[Entries taken from a collection]
--- --- ---

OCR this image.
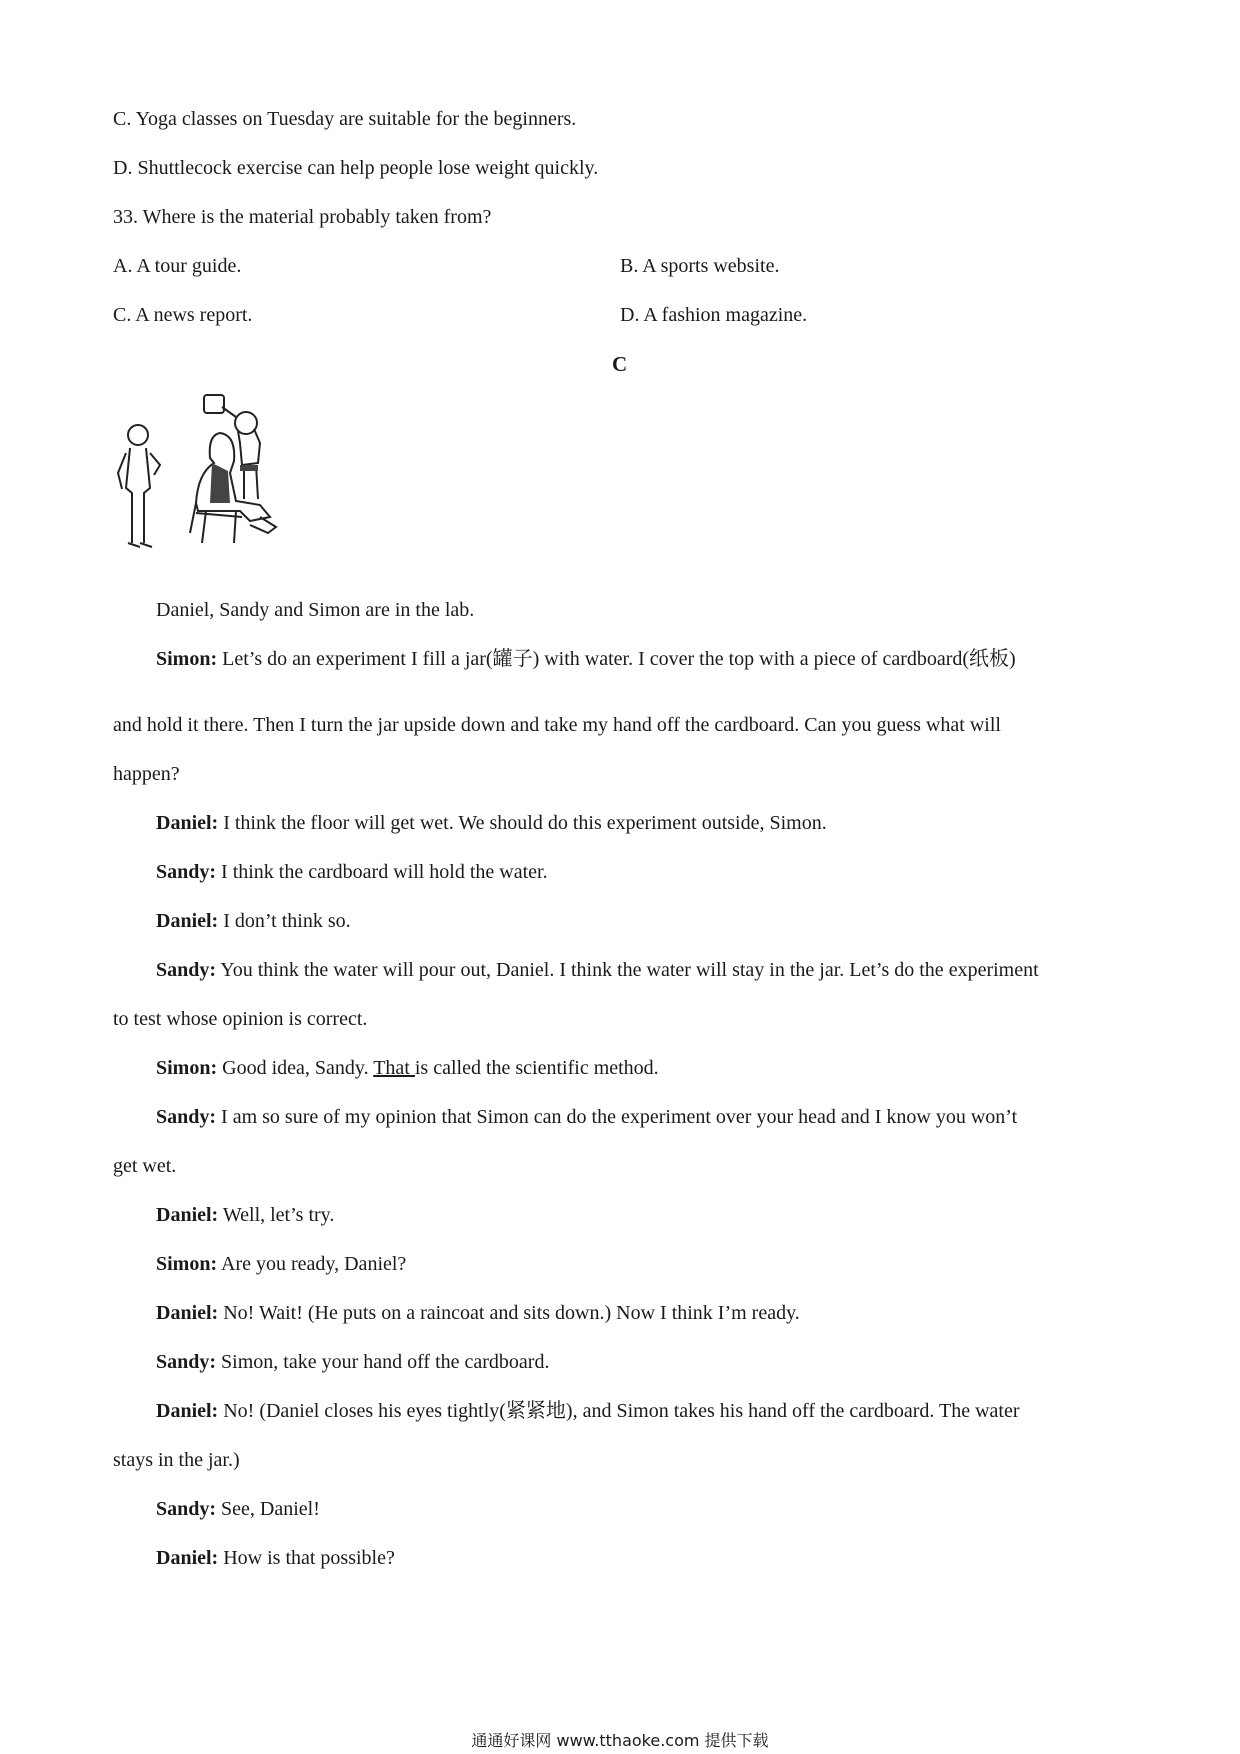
C. Yoga classes on Tuesday are suitable for the beginners.
D. Shuttlecock exercise can help people lose weight quickly.
33. Where is the material probably taken from?
A. A tour guide.	B. A sports website.
C. A news report.	D. A fashion magazine.
C
Daniel, Sandy and Simon are in the lab.
Simon: Let’s do an experiment I fill a jar(罐子) with water. I cover the top with a piece of cardboard(纸板)
and hold it there. Then I turn the jar upside down and take my hand off the cardboard. Can you guess what will
happen?
Daniel: I think the floor will get wet. We should do this experiment outside, Simon.
Sandy: I think the cardboard will hold the water.
Daniel: I don’t think so.
Sandy: You think the water will pour out, Daniel. I think the water will stay in the jar. Let’s do the experiment
to test whose opinion is correct.
Simon: Good idea, Sandy. That is called the scientific method.
Sandy: I am so sure of my opinion that Simon can do the experiment over your head and I know you won’t
get wet.
Daniel: Well, let’s try.
Simon: Are you ready, Daniel?
Daniel: No! Wait! (He puts on a raincoat and sits down.) Now I think I’m ready.
Sandy: Simon, take your hand off the cardboard.
Daniel: No! (Daniel closes his eyes tightly(紧紧地), and Simon takes his hand off the cardboard. The water
stays in the jar.)
Sandy: See, Daniel!
Daniel: How is that possible?
通通好课网 www.tthaoke.com 提供下载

--- --- ---

EXERCISE AIM
Find the word "this" in the material, then list each line that holds it.

RESPONSE
OCR this image.
Daniel: I think the floor will get wet. We should do this experiment outside, Simon.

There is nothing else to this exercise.